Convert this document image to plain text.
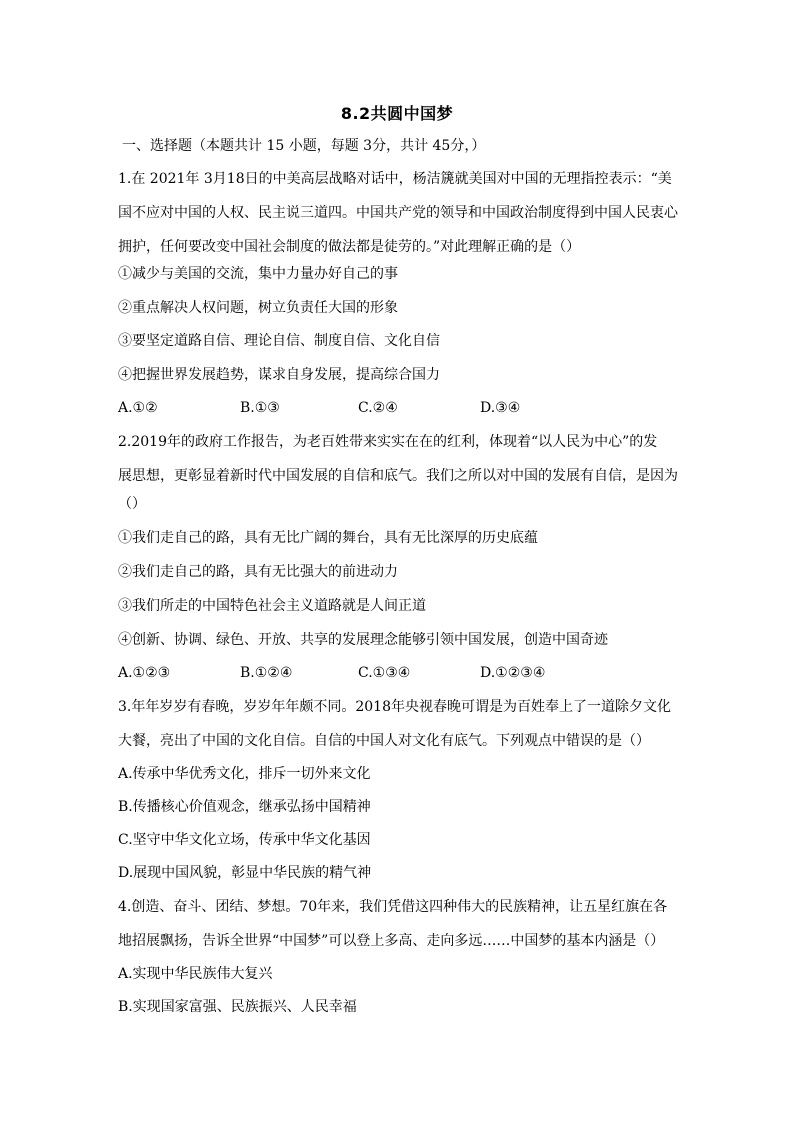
8.2共圆中国梦
一、选择题（本题共计 15 小题，每题 3分，共计 45分，）
1.在 2021年 3月18日的中美高层战略对话中，杨洁篪就美国对中国的无理指控表示：“美
国不应对中国的人权、民主说三道四。中国共产党的领导和中国政治制度得到中国人民衷心
拥护，任何要改变中国社会制度的做法都是徒劳的。”对此理解正确的是（）
①减少与美国的交流，集中力量办好自己的事
②重点解决人权问题，树立负责任大国的形象
③要坚定道路自信、理论自信、制度自信、文化自信
④把握世界发展趋势，谋求自身发展，提高综合国力
A.①②	B.①③	C.②④	D.③④
2.2019年的政府工作报告，为老百姓带来实实在在的红利，体现着“以人民为中心”的发
展思想，更彰显着新时代中国发展的自信和底气。我们之所以对中国的发展有自信，是因为
（）
①我们走自己的路，具有无比广阔的舞台，具有无比深厚的历史底蕴
②我们走自己的路，具有无比强大的前进动力
③我们所走的中国特色社会主义道路就是人间正道
④创新、协调、绿色、开放、共享的发展理念能够引领中国发展，创造中国奇迹
A.①②③	B.①②④	C.①③④	D.①②③④
3.年年岁岁有春晚，岁岁年年颇不同。2018年央视春晚可谓是为百姓奉上了一道除夕文化
大餐，亮出了中国的文化自信。自信的中国人对文化有底气。下列观点中错误的是（）
A.传承中华优秀文化，排斥一切外来文化
B.传播核心价值观念，继承弘扬中国精神
C.坚守中华文化立场，传承中华文化基因
D.展现中国风貌，彰显中华民族的精气神
4.创造、奋斗、团结、梦想。70年来，我们凭借这四种伟大的民族精神，让五星红旗在各
地招展飘扬，告诉全世界“中国梦”可以登上多高、走向多远……中国梦的基本内涵是（）
A.实现中华民族伟大复兴
B.实现国家富强、民族振兴、人民幸福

---*---

EXERCISE BRIEF: Set down the complete material exactly, but do not include the images.

EXERCISE SOLUTION:
Convert this document image to plain text.
8.2共圆中国梦
一、选择题（本题共计 15 小题，每题 3分，共计 45分，）
1.在 2021年 3月18日的中美高层战略对话中，杨洁篪就美国对中国的无理指控表示：“美
国不应对中国的人权、民主说三道四。中国共产党的领导和中国政治制度得到中国人民衷心
拥护，任何要改变中国社会制度的做法都是徒劳的。”对此理解正确的是（）
①减少与美国的交流，集中力量办好自己的事
②重点解决人权问题，树立负责任大国的形象
③要坚定道路自信、理论自信、制度自信、文化自信
④把握世界发展趋势，谋求自身发展，提高综合国力
A.①②	B.①③	C.②④	D.③④
2.2019年的政府工作报告，为老百姓带来实实在在的红利，体现着“以人民为中心”的发
展思想，更彰显着新时代中国发展的自信和底气。我们之所以对中国的发展有自信，是因为
（）
①我们走自己的路，具有无比广阔的舞台，具有无比深厚的历史底蕴
②我们走自己的路，具有无比强大的前进动力
③我们所走的中国特色社会主义道路就是人间正道
④创新、协调、绿色、开放、共享的发展理念能够引领中国发展，创造中国奇迹
A.①②③	B.①②④	C.①③④	D.①②③④
3.年年岁岁有春晚，岁岁年年颇不同。2018年央视春晚可谓是为百姓奉上了一道除夕文化
大餐，亮出了中国的文化自信。自信的中国人对文化有底气。下列观点中错误的是（）
A.传承中华优秀文化，排斥一切外来文化
B.传播核心价值观念，继承弘扬中国精神
C.坚守中华文化立场，传承中华文化基因
D.展现中国风貌，彰显中华民族的精气神
4.创造、奋斗、团结、梦想。70年来，我们凭借这四种伟大的民族精神，让五星红旗在各
地招展飘扬，告诉全世界“中国梦”可以登上多高、走向多远……中国梦的基本内涵是（）
A.实现中华民族伟大复兴
B.实现国家富强、民族振兴、人民幸福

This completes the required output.